Find every line in the records below that contains the word "Waktu", and copy each such line.

Saved entries:
============================================================
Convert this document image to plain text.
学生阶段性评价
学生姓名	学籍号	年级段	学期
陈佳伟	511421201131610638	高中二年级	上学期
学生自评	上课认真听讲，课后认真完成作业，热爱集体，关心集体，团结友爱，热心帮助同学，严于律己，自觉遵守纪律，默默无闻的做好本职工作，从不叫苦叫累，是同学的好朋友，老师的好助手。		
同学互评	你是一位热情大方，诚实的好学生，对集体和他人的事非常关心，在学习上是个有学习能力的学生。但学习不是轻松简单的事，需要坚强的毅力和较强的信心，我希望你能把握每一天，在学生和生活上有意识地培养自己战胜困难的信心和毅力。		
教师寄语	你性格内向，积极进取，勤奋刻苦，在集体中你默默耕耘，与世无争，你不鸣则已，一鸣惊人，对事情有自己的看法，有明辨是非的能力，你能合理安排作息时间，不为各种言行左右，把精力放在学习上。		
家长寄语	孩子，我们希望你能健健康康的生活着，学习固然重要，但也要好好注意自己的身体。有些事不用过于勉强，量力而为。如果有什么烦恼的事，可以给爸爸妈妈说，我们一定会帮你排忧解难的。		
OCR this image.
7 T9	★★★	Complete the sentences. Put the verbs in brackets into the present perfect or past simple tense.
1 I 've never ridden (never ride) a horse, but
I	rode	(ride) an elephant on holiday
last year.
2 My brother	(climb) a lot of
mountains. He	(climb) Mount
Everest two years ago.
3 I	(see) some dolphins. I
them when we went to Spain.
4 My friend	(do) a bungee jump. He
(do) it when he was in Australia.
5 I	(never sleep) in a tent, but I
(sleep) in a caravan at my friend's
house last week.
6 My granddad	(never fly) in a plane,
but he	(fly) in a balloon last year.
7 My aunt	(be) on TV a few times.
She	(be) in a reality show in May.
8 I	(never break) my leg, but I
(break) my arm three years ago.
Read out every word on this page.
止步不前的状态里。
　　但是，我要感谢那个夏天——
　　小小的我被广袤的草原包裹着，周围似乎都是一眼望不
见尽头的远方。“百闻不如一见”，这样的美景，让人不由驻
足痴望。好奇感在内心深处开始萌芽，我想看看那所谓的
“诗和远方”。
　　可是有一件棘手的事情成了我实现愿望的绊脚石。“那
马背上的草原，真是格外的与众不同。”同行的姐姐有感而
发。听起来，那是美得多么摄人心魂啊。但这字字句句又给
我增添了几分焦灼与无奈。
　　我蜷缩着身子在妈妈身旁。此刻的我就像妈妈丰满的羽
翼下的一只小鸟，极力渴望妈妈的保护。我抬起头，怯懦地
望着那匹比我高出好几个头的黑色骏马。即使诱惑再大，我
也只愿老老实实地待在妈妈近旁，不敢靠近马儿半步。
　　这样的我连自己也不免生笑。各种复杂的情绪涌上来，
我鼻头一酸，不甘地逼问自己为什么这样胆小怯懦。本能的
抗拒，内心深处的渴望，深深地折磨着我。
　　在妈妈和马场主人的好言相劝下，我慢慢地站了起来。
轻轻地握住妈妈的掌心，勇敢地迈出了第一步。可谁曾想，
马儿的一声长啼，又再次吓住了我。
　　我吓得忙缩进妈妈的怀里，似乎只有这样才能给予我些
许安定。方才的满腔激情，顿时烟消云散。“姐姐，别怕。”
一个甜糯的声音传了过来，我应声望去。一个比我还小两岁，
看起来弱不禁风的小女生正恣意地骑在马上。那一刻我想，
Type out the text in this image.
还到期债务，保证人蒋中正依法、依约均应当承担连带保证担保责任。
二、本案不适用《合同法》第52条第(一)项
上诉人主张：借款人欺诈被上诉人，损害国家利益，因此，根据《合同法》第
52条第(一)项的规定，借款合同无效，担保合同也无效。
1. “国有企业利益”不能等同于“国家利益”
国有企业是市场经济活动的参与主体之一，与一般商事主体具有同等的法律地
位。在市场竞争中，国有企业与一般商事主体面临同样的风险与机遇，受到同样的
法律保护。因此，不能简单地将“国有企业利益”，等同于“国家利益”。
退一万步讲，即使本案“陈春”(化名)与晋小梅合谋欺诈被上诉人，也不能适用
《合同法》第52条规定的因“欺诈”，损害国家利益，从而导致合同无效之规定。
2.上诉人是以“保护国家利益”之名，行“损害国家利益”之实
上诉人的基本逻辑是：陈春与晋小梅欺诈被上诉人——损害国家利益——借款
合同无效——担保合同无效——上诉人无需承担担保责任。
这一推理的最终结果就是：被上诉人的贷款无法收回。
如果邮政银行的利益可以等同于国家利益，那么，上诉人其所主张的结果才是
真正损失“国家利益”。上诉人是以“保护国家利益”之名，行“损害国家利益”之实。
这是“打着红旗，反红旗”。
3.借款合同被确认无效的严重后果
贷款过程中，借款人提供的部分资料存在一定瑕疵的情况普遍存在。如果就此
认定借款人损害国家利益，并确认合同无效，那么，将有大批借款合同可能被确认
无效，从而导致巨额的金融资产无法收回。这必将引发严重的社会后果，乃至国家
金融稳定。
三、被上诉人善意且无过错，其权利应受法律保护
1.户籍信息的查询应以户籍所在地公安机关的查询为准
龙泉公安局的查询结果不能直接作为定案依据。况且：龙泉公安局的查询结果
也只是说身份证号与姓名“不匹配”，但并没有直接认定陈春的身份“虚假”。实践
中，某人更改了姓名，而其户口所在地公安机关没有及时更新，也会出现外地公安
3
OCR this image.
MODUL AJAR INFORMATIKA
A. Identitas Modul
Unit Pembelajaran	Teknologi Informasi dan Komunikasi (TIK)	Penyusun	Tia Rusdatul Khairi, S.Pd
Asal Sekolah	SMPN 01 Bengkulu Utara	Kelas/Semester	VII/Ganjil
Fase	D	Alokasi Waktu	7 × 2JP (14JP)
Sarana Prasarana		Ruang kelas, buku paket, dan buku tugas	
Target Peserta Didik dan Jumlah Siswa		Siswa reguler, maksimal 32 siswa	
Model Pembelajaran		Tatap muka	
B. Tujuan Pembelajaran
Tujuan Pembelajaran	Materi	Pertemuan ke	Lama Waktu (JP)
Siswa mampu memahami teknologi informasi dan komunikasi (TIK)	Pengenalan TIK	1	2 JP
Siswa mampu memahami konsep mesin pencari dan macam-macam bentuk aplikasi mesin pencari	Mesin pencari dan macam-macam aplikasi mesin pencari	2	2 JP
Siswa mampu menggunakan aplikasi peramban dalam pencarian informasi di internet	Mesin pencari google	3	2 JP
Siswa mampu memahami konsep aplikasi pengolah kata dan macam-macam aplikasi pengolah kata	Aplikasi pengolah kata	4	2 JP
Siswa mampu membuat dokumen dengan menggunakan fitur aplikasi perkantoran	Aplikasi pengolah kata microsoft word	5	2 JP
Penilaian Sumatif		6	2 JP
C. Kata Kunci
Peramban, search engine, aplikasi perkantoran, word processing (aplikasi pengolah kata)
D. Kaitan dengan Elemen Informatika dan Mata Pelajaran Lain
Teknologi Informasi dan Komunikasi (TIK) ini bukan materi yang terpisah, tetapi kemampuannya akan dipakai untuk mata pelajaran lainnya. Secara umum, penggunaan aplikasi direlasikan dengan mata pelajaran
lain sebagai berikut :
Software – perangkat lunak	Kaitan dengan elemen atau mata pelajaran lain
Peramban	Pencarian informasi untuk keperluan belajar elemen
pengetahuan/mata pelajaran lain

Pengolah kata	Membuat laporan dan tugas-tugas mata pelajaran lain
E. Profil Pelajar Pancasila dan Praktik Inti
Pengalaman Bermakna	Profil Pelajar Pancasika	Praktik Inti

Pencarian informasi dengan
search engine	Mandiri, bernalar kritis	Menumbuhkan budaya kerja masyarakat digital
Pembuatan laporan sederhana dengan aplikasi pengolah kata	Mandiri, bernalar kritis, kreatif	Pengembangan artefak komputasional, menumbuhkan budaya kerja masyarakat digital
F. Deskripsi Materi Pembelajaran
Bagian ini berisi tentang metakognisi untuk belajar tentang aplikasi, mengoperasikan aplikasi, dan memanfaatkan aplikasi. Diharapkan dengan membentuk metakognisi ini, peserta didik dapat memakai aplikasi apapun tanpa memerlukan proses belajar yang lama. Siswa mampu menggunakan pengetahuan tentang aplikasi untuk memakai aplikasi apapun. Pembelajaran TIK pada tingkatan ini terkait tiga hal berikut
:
============================================================
→ **The reply**
Fase	D	Alokasi Waktu	7 × 2JP (14JP)
Tujuan Pembelajaran	Materi	Pertemuan ke	Lama Waktu (JP)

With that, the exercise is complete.